> **Data extract**:
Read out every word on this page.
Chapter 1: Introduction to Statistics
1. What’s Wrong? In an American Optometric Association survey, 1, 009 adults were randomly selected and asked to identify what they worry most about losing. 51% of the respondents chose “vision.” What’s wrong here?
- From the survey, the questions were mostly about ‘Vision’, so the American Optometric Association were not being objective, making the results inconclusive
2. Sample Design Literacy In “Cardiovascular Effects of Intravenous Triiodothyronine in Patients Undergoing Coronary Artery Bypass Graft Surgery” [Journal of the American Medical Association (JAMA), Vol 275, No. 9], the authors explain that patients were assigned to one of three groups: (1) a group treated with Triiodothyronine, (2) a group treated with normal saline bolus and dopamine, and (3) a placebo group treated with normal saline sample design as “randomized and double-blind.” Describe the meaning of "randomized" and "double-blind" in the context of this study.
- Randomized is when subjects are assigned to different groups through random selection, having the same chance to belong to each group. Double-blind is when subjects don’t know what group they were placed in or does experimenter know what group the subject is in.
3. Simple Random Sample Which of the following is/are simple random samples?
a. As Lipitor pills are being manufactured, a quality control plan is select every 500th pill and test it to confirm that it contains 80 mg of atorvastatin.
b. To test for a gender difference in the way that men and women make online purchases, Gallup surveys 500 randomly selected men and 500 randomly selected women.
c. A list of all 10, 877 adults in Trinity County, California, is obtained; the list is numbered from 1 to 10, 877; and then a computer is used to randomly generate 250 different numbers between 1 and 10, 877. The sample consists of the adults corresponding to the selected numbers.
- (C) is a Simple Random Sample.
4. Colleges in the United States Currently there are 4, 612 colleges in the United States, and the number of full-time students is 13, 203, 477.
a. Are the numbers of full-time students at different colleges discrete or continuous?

> **Work task**: Among the lines of the records, copy out each one that contains the word "selected".

> **Finished task**:
1. What’s Wrong? In an American Optometric Association survey, 1, 009 adults were randomly selected and asked to identify what they worry most about losing. 51% of the respondents chose “vision.” What’s wrong here?
b. To test for a gender difference in the way that men and women make online purchases, Gallup surveys 500 randomly selected men and 500 randomly selected women.
c. A list of all 10, 877 adults in Trinity County, California, is obtained; the list is numbered from 1 to 10, 877; and then a computer is used to randomly generate 250 different numbers between 1 and 10, 877. The sample consists of the adults corresponding to the selected numbers.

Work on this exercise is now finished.